◆ The problem: Reproduce the listing below exactly. Pictures do not belong in the copy.
+ + + +
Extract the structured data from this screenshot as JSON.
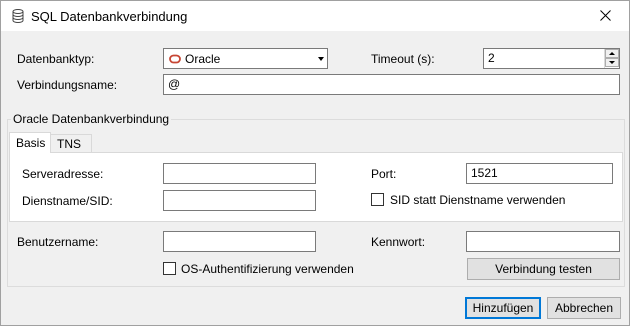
{
  "window": {
    "title": "SQL Datenbankverbindung",
    "close_icon": "close-icon"
  },
  "form": {
    "db_type_label": "Datenbanktyp:",
    "db_type_value": "Oracle",
    "timeout_label": "Timeout (s):",
    "timeout_value": "2",
    "connection_name_label": "Verbindungsname:",
    "connection_name_value": "@"
  },
  "group": {
    "title": "Oracle Datenbankverbindung",
    "tabs": [
      {
        "label": "Basis",
        "active": true
      },
      {
        "label": "TNS",
        "active": false
      }
    ],
    "server_label": "Serveradresse:",
    "server_value": "",
    "port_label": "Port:",
    "port_value": "1521",
    "service_label": "Dienstname/SID:",
    "service_value": "",
    "sid_checkbox_label": "SID statt Dienstname verwenden",
    "sid_checked": false
  },
  "auth": {
    "username_label": "Benutzername:",
    "username_value": "",
    "password_label": "Kennwort:",
    "password_value": "",
    "os_auth_label": "OS-Authentifizierung verwenden",
    "os_auth_checked": false,
    "test_button": "Verbindung testen"
  },
  "footer": {
    "add_button": "Hinzufügen",
    "cancel_button": "Abbrechen"
  },
  "colors": {
    "oracle_red": "#c74634",
    "accent": "#0078d7"
  }
}
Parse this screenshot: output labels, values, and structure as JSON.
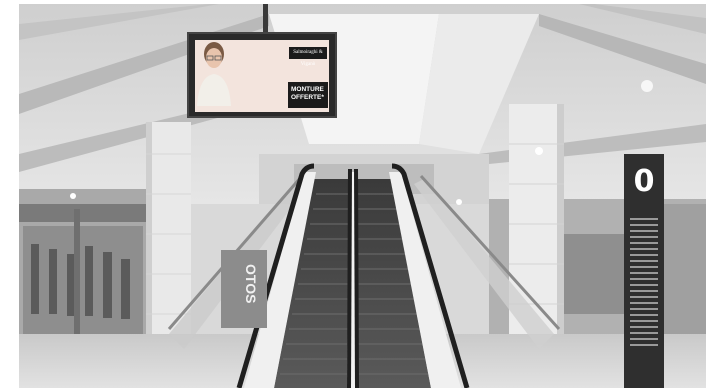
{
  "scene": {
    "kind": "escalator-in-shopping-mall",
    "palette": "grayscale",
    "billboard": {
      "brand": "Salmoiraghi & Viganò",
      "tagline": "",
      "subtitle": "",
      "offer_line1": "MONTURE",
      "offer_line2": "OFFERTE*"
    },
    "pillar_sign": {
      "level": "0"
    },
    "side_sign": {
      "text": "OTOS"
    }
  }
}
+ + + +
◆ Full answer:
Extract the structured data from this screenshot as JSON.
{
  "window": {
    "title": "SQL Datenbankverbindung",
    "close_icon": "close-icon"
  },
  "form": {
    "db_type_label": "Datenbanktyp:",
    "db_type_value": "Oracle",
    "timeout_label": "Timeout (s):",
    "timeout_value": "2",
    "connection_name_label": "Verbindungsname:",
    "connection_name_value": "@"
  },
  "group": {
    "title": "Oracle Datenbankverbindung",
    "tabs": [
      {
        "label": "Basis",
        "active": true
      },
      {
        "label": "TNS",
        "active": false
      }
    ],
    "server_label": "Serveradresse:",
    "server_value": "",
    "port_label": "Port:",
    "port_value": "1521",
    "service_label": "Dienstname/SID:",
    "service_value": "",
    "sid_checkbox_label": "SID statt Dienstname verwenden",
    "sid_checked": false
  },
  "auth": {
    "username_label": "Benutzername:",
    "username_value": "",
    "password_label": "Kennwort:",
    "password_value": "",
    "os_auth_label": "OS-Authentifizierung verwenden",
    "os_auth_checked": false,
    "test_button": "Verbindung testen"
  },
  "footer": {
    "add_button": "Hinzufügen",
    "cancel_button": "Abbrechen"
  },
  "colors": {
    "oracle_red": "#c74634",
    "accent": "#0078d7"
  }
}
Parse this screenshot: output labels, values, and structure as JSON.
{
  "scene": {
    "kind": "escalator-in-shopping-mall",
    "palette": "grayscale",
    "billboard": {
      "brand": "Salmoiraghi & Viganò",
      "tagline": "",
      "subtitle": "",
      "offer_line1": "MONTURE",
      "offer_line2": "OFFERTE*"
    },
    "pillar_sign": {
      "level": "0"
    },
    "side_sign": {
      "text": "OTOS"
    }
  }
}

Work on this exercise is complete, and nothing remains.